(Extracted data entries):
.....

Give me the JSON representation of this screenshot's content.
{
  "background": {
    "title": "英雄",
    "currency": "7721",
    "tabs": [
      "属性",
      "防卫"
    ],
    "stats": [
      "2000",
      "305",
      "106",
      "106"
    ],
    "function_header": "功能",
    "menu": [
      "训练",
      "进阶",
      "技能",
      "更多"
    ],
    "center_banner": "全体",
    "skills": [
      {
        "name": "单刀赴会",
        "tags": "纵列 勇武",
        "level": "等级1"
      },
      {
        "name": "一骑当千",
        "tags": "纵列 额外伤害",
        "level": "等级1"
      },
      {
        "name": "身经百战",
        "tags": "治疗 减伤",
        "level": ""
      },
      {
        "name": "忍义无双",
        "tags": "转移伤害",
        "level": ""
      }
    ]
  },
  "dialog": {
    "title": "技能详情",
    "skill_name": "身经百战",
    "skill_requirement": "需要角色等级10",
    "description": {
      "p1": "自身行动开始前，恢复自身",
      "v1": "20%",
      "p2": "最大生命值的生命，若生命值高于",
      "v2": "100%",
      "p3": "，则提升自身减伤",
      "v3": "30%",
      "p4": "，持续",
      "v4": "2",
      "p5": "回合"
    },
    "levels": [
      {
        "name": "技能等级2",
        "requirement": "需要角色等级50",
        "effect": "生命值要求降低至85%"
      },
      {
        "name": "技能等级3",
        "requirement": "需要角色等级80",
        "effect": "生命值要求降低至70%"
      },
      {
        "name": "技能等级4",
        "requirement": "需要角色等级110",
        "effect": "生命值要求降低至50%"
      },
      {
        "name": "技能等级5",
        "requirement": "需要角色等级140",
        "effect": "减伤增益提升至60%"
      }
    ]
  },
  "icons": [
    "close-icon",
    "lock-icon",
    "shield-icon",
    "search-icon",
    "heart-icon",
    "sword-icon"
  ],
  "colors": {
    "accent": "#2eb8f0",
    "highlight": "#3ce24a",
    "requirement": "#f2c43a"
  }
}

.....

(Exercise objective):
Send back all of the entries exactly, with nothing missing.

(Task result):
Give me the JSON representation of this screenshot's content.
{
  "background": {
    "title": "英雄",
    "currency": "7721",
    "tabs": [
      "属性",
      "防卫"
    ],
    "stats": [
      "2000",
      "305",
      "106",
      "106"
    ],
    "function_header": "功能",
    "menu": [
      "训练",
      "进阶",
      "技能",
      "更多"
    ],
    "center_banner": "全体",
    "skills": [
      {
        "name": "单刀赴会",
        "tags": "纵列 勇武",
        "level": "等级1"
      },
      {
        "name": "一骑当千",
        "tags": "纵列 额外伤害",
        "level": "等级1"
      },
      {
        "name": "身经百战",
        "tags": "治疗 减伤",
        "level": ""
      },
      {
        "name": "忍义无双",
        "tags": "转移伤害",
        "level": ""
      }
    ]
  },
  "dialog": {
    "title": "技能详情",
    "skill_name": "身经百战",
    "skill_requirement": "需要角色等级10",
    "description": {
      "p1": "自身行动开始前，恢复自身",
      "v1": "20%",
      "p2": "最大生命值的生命，若生命值高于",
      "v2": "100%",
      "p3": "，则提升自身减伤",
      "v3": "30%",
      "p4": "，持续",
      "v4": "2",
      "p5": "回合"
    },
    "levels": [
      {
        "name": "技能等级2",
        "requirement": "需要角色等级50",
        "effect": "生命值要求降低至85%"
      },
      {
        "name": "技能等级3",
        "requirement": "需要角色等级80",
        "effect": "生命值要求降低至70%"
      },
      {
        "name": "技能等级4",
        "requirement": "需要角色等级110",
        "effect": "生命值要求降低至50%"
      },
      {
        "name": "技能等级5",
        "requirement": "需要角色等级140",
        "effect": "减伤增益提升至60%"
      }
    ]
  },
  "icons": [
    "close-icon",
    "lock-icon",
    "shield-icon",
    "search-icon",
    "heart-icon",
    "sword-icon"
  ],
  "colors": {
    "accent": "#2eb8f0",
    "highlight": "#3ce24a",
    "requirement": "#f2c43a"
  }
}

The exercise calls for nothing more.